SET TASK.
Collect all lines from the records below that include the word "JSON".

ENTRIES.
════════
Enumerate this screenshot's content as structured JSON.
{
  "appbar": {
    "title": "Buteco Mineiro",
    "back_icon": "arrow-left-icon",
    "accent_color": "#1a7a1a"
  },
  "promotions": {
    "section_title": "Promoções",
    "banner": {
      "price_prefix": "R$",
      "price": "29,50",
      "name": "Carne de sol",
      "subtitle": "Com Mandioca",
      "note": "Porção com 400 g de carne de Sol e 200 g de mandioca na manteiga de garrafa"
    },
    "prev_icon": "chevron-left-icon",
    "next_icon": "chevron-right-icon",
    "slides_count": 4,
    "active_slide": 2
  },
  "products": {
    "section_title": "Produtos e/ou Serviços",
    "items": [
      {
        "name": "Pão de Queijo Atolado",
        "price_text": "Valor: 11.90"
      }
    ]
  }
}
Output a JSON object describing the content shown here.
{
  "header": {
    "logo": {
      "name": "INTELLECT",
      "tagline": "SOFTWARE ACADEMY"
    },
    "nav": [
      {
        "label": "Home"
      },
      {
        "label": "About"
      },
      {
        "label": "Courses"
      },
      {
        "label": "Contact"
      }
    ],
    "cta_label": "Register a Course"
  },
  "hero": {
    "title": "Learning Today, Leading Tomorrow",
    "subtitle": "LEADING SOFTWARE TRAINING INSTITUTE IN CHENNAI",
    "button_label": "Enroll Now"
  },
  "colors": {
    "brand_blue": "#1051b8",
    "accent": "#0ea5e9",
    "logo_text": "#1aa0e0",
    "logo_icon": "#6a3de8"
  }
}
════════
ANSWER TO THE TASK.
Enumerate this screenshot's content as structured JSON.
Output a JSON object describing the content shown here.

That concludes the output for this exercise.